--- WHAT IS NEEDED ---
Print, exactly and completely, every entry in the data.

Saved data entries
* * * * *

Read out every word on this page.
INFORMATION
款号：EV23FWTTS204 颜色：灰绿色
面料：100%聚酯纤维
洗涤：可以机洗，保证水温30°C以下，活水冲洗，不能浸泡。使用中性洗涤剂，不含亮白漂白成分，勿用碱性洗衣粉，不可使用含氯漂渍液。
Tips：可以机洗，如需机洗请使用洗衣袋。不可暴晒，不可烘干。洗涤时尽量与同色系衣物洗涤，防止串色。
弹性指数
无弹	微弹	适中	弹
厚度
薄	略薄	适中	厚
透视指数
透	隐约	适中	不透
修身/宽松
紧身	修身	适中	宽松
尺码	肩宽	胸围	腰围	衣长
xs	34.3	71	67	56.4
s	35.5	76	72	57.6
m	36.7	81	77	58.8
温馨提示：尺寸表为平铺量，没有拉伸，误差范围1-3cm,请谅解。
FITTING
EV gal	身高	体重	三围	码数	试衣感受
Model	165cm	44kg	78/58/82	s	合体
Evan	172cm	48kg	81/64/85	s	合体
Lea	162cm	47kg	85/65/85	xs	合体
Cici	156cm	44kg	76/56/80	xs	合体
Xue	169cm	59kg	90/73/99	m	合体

* * * * *

--- ANSWER BELOW ---
Read out every word on this page.
INFORMATION
款号：EV23FWTTS204 颜色：灰绿色
面料：100%聚酯纤维
洗涤：可以机洗，保证水温30°C以下，活水冲洗，不能浸泡。使用中性洗涤剂，不含亮白漂白成分，勿用碱性洗衣粉，不可使用含氯漂渍液。
Tips：可以机洗，如需机洗请使用洗衣袋。不可暴晒，不可烘干。洗涤时尽量与同色系衣物洗涤，防止串色。
弹性指数
无弹	微弹	适中	弹
厚度
薄	略薄	适中	厚
透视指数
透	隐约	适中	不透
修身/宽松
紧身	修身	适中	宽松
尺码	肩宽	胸围	腰围	衣长
xs	34.3	71	67	56.4
s	35.5	76	72	57.6
m	36.7	81	77	58.8
温馨提示：尺寸表为平铺量，没有拉伸，误差范围1-3cm,请谅解。
FITTING
EV gal	身高	体重	三围	码数	试衣感受
Model	165cm	44kg	78/58/82	s	合体
Evan	172cm	48kg	81/64/85	s	合体
Lea	162cm	47kg	85/65/85	xs	合体
Cici	156cm	44kg	76/56/80	xs	合体
Xue	169cm	59kg	90/73/99	m	合体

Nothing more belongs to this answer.